## Directions:
Please put every line of the records below into a Markdown table with two columns, Row and Line, numbering each row and leaving out blank lines.

## Dataset rows:

-.-.-

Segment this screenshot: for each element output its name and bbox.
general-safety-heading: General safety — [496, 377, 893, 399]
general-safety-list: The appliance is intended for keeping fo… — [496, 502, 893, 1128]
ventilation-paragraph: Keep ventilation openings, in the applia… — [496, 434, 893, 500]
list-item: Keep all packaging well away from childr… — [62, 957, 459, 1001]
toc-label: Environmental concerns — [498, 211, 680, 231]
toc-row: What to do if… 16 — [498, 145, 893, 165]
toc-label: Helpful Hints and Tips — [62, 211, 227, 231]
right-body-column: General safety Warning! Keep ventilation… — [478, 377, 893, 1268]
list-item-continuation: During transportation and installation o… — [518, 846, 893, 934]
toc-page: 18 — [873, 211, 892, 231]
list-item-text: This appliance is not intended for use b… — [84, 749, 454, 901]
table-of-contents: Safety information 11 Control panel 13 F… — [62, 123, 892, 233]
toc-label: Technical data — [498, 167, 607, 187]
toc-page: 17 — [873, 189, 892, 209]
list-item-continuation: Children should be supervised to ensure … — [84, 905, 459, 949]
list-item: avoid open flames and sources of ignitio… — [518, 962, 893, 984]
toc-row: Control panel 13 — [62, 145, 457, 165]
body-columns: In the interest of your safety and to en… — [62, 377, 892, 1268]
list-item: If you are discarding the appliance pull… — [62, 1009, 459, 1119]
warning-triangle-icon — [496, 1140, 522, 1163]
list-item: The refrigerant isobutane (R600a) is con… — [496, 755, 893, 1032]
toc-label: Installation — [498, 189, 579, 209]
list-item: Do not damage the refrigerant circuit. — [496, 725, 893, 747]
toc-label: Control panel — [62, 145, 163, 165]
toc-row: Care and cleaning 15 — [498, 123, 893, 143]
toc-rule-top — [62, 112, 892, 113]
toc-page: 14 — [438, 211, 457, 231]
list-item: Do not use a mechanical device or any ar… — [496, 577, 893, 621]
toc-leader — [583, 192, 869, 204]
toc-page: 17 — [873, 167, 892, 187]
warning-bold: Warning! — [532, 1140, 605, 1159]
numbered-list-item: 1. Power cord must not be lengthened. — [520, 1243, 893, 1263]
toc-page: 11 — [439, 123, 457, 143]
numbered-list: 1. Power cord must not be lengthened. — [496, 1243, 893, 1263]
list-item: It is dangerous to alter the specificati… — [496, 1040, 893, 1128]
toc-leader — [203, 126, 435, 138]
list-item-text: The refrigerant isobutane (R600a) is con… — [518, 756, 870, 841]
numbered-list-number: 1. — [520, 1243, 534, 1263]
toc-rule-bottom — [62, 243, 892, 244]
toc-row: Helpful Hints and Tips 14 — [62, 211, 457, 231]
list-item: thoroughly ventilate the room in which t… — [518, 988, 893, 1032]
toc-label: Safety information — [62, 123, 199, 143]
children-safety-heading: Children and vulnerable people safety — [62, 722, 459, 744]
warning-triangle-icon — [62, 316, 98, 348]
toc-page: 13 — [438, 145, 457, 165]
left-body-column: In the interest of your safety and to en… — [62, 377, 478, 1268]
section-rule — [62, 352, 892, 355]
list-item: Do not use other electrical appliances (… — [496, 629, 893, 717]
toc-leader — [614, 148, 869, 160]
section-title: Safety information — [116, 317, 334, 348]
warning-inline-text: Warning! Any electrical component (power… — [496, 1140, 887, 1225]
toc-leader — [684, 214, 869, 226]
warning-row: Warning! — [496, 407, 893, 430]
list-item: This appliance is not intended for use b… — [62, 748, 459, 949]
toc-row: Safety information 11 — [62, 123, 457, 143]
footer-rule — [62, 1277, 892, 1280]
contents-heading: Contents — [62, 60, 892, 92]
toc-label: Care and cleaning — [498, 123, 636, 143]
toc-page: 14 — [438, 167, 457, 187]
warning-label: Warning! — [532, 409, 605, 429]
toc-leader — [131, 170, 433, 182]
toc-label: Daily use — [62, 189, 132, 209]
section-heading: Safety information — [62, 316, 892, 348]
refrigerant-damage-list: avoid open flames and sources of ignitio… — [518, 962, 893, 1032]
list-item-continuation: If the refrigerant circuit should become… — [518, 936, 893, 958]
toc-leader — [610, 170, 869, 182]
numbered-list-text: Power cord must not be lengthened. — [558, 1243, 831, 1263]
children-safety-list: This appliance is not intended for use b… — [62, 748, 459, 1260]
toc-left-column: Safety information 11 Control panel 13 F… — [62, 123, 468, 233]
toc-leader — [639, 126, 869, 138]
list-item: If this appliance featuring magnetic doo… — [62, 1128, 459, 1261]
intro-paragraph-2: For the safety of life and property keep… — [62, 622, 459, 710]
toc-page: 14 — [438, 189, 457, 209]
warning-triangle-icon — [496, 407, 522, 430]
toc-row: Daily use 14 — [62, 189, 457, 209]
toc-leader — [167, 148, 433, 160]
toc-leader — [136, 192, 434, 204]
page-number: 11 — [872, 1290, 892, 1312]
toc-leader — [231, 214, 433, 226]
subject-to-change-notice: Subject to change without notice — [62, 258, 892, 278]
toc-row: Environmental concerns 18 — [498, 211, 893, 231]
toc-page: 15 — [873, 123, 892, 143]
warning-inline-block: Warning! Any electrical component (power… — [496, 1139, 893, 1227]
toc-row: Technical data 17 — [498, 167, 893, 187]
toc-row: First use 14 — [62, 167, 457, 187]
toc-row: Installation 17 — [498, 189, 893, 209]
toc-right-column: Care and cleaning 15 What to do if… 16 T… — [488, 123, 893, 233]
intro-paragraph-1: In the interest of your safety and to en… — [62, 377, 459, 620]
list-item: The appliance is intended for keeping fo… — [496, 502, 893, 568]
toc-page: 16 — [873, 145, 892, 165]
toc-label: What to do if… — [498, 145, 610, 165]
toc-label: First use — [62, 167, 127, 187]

-.-.-

## Written solution:
| Row | Line |
|---|---|
| 1 | Segment this screenshot: for each element output its name and bbox. |
| 2 | general-safety-heading: General safety — [496, 377, 893, 399] |
| 3 | general-safety-list: The appliance is intended for keeping fo… — [496, 502, 893, 1128] |
| 4 | ventilation-paragraph: Keep ventilation openings, in the applia… — [496, 434, 893, 500] |
| 5 | list-item: Keep all packaging well away from childr… — [62, 957, 459, 1001] |
| 6 | toc-label: Environmental concerns — [498, 211, 680, 231] |
| 7 | toc-row: What to do if… 16 — [498, 145, 893, 165] |
| 8 | toc-label: Helpful Hints and Tips — [62, 211, 227, 231] |
| 9 | right-body-column: General safety Warning! Keep ventilation… — [478, 377, 893, 1268] |
| 10 | list-item-continuation: During transportation and installation o… — [518, 846, 893, 934] |
| 11 | toc-page: 18 — [873, 211, 892, 231] |
| 12 | list-item-text: This appliance is not intended for use b… — [84, 749, 454, 901] |
| 13 | table-of-contents: Safety information 11 Control panel 13 F… — [62, 123, 892, 233] |
| 14 | toc-label: Technical data — [498, 167, 607, 187] |
| 15 | toc-page: 17 — [873, 189, 892, 209] |
| 16 | list-item-continuation: Children should be supervised to ensure … — [84, 905, 459, 949] |
| 17 | list-item: avoid open flames and sources of ignitio… — [518, 962, 893, 984] |
| 18 | toc-row: Control panel 13 — [62, 145, 457, 165] |
| 19 | body-columns: In the interest of your safety and to en… — [62, 377, 892, 1268] |
| 20 | list-item: If you are discarding the appliance pull… — [62, 1009, 459, 1119] |
| 21 | warning-triangle-icon — [496, 1140, 522, 1163] |
| 22 | list-item: The refrigerant isobutane (R600a) is con… — [496, 755, 893, 1032] |
| 23 | toc-label: Installation — [498, 189, 579, 209] |
| 24 | list-item: Do not damage the refrigerant circuit. — [496, 725, 893, 747] |
| 25 | toc-label: Control panel — [62, 145, 163, 165] |
| 26 | toc-row: Care and cleaning 15 — [498, 123, 893, 143] |
| 27 | toc-rule-top — [62, 112, 892, 113] |
| 28 | toc-page: 14 — [438, 211, 457, 231] |
| 29 | list-item: Do not use a mechanical device or any ar… — [496, 577, 893, 621] |
| 30 | toc-leader — [583, 192, 869, 204] |
| 31 | toc-page: 17 — [873, 167, 892, 187] |
| 32 | warning-bold: Warning! — [532, 1140, 605, 1159] |
| 33 | numbered-list-item: 1. Power cord must not be lengthened. — [520, 1243, 893, 1263] |
| 34 | toc-page: 11 — [439, 123, 457, 143] |
| 35 | numbered-list: 1. Power cord must not be lengthened. — [496, 1243, 893, 1263] |
| 36 | list-item: It is dangerous to alter the specificati… — [496, 1040, 893, 1128] |
| 37 | toc-leader — [203, 126, 435, 138] |
| 38 | list-item-text: The refrigerant isobutane (R600a) is con… — [518, 756, 870, 841] |
| 39 | numbered-list-number: 1. — [520, 1243, 534, 1263] |
| 40 | toc-rule-bottom — [62, 243, 892, 244] |
| 41 | toc-row: Helpful Hints and Tips 14 — [62, 211, 457, 231] |
| 42 | list-item: thoroughly ventilate the room in which t… — [518, 988, 893, 1032] |
| 43 | toc-label: Safety information — [62, 123, 199, 143] |
| 44 | children-safety-heading: Children and vulnerable people safety — [62, 722, 459, 744] |
| 45 | warning-triangle-icon — [62, 316, 98, 348] |
| 46 | toc-page: 13 — [438, 145, 457, 165] |
| 47 | left-body-column: In the interest of your safety and to en… — [62, 377, 478, 1268] |
| 48 | section-rule — [62, 352, 892, 355] |
| 49 | list-item: Do not use other electrical appliances (… — [496, 629, 893, 717] |
| 50 | toc-leader — [614, 148, 869, 160] |
| 51 | section-title: Safety information — [116, 317, 334, 348] |
| 52 | warning-inline-text: Warning! Any electrical component (power… — [496, 1140, 887, 1225] |
| 53 | toc-leader — [684, 214, 869, 226] |
| 54 | warning-row: Warning! — [496, 407, 893, 430] |
| 55 | list-item: This appliance is not intended for use b… — [62, 748, 459, 949] |
| 56 | toc-row: Safety information 11 — [62, 123, 457, 143] |
| 57 | footer-rule — [62, 1277, 892, 1280] |
| 58 | contents-heading: Contents — [62, 60, 892, 92] |
| 59 | toc-label: Care and cleaning — [498, 123, 636, 143] |
| 60 | toc-page: 14 — [438, 167, 457, 187] |
| 61 | warning-label: Warning! — [532, 409, 605, 429] |
| 62 | toc-leader — [131, 170, 433, 182] |
| 63 | toc-label: Daily use — [62, 189, 132, 209] |
| 64 | section-heading: Safety information — [62, 316, 892, 348] |
| 65 | refrigerant-damage-list: avoid open flames and sources of ignitio… — [518, 962, 893, 1032] |
| 66 | list-item-continuation: If the refrigerant circuit should become… — [518, 936, 893, 958] |
| 67 | toc-leader — [610, 170, 869, 182] |
| 68 | numbered-list-text: Power cord must not be lengthened. — [558, 1243, 831, 1263] |
| 69 | children-safety-list: This appliance is not intended for use b… — [62, 748, 459, 1260] |
| 70 | toc-left-column: Safety information 11 Control panel 13 F… — [62, 123, 468, 233] |
| 71 | toc-leader — [639, 126, 869, 138] |
| 72 | list-item: If this appliance featuring magnetic doo… — [62, 1128, 459, 1261] |
| 73 | intro-paragraph-2: For the safety of life and property keep… — [62, 622, 459, 710] |
| 74 | toc-page: 14 — [438, 189, 457, 209] |
| 75 | warning-triangle-icon — [496, 407, 522, 430] |
| 76 | toc-row: Daily use 14 — [62, 189, 457, 209] |
| 77 | toc-leader — [167, 148, 433, 160] |
| 78 | toc-leader — [136, 192, 434, 204] |
| 79 | page-number: 11 — [872, 1290, 892, 1312] |
| 80 | toc-leader — [231, 214, 433, 226] |
| 81 | subject-to-change-notice: Subject to change without notice — [62, 258, 892, 278] |
| 82 | toc-row: Environmental concerns 18 — [498, 211, 893, 231] |
| 83 | toc-page: 15 — [873, 123, 892, 143] |
| 84 | warning-inline-block: Warning! Any electrical component (power… — [496, 1139, 893, 1227] |
| 85 | toc-row: Technical data 17 — [498, 167, 893, 187] |
| 86 | toc-row: First use 14 — [62, 167, 457, 187] |
| 87 | toc-row: Installation 17 — [498, 189, 893, 209] |
| 88 | toc-right-column: Care and cleaning 15 What to do if… 16 T… — [488, 123, 893, 233] |
| 89 | intro-paragraph-1: In the interest of your safety and to en… — [62, 377, 459, 620] |
| 90 | list-item: The appliance is intended for keeping fo… — [496, 502, 893, 568] |
| 91 | toc-page: 16 — [873, 145, 892, 165] |
| 92 | toc-label: What to do if… — [498, 145, 610, 165] |
| 93 | toc-label: First use — [62, 167, 127, 187] |